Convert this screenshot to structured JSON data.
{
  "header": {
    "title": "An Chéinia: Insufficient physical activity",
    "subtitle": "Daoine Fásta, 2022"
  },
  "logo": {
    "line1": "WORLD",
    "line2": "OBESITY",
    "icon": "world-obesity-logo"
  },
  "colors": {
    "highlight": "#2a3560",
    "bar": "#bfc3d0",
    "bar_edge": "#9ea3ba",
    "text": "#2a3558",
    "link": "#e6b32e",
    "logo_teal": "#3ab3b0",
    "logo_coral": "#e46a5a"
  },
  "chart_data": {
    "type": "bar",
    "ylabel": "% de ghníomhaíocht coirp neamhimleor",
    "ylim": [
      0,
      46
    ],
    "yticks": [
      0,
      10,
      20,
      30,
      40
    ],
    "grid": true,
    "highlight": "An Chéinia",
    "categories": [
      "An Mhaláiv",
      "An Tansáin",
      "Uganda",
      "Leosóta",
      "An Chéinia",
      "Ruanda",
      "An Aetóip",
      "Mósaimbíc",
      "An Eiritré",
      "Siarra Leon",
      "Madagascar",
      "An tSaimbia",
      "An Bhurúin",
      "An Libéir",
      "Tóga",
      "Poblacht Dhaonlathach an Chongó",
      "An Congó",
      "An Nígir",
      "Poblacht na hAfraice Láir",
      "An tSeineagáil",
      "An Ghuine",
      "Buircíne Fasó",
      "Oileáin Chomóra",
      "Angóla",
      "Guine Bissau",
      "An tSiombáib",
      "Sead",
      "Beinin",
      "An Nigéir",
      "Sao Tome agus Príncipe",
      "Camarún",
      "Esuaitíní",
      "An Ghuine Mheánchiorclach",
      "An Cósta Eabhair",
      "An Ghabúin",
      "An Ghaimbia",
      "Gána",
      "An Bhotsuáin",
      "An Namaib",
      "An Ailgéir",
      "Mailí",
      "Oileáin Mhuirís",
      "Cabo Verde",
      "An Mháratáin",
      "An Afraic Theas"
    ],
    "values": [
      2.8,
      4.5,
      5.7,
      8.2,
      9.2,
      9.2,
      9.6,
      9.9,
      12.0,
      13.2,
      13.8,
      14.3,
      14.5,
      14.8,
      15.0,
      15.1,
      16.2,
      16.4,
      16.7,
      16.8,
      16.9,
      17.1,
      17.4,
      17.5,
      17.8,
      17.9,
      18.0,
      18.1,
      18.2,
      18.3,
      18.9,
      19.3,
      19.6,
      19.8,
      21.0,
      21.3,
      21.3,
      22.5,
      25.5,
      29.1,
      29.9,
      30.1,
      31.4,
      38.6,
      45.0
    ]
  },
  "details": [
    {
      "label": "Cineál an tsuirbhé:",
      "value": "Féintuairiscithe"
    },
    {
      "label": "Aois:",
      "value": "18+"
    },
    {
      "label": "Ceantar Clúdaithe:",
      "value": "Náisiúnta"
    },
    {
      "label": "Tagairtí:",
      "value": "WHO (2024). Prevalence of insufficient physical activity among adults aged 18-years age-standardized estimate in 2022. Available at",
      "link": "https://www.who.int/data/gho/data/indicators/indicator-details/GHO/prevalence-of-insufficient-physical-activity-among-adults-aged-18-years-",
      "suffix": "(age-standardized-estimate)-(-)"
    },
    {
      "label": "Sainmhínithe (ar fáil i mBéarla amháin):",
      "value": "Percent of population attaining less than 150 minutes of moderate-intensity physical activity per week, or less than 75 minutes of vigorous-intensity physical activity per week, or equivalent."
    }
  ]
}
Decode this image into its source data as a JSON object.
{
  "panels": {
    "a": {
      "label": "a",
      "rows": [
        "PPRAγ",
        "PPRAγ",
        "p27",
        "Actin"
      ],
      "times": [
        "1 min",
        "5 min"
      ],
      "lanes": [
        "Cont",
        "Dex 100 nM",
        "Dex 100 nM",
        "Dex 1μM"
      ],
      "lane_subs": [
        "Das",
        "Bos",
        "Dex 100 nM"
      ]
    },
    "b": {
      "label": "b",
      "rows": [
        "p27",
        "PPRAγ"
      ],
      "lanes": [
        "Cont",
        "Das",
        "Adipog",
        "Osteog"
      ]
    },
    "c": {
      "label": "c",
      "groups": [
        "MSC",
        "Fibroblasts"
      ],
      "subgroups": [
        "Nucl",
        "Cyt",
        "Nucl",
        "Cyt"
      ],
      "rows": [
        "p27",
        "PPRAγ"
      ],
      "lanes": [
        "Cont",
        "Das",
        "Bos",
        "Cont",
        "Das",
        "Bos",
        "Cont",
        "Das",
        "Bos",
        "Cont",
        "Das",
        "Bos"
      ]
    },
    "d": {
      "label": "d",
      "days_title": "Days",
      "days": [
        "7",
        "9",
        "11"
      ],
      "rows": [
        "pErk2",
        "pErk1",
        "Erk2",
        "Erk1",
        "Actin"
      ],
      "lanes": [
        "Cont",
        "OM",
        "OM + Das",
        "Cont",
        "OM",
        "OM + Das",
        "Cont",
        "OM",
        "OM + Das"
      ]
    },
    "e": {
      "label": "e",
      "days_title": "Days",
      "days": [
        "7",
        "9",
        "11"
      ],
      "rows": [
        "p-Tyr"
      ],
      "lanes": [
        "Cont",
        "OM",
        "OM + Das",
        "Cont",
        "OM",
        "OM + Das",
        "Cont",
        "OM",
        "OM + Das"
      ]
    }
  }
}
────────────────
• **PROBLEM**:
Report each line in the preceding entries that holds the string "estimate".

• **RESPONSE FOR THIS EXERCISE**:
      "value": "WHO (2024). Prevalence of insufficient physical activity among adults aged 18-years age-standardized estimate in 2022. Available at",
      "suffix": "(age-standardized-estimate)-(-)"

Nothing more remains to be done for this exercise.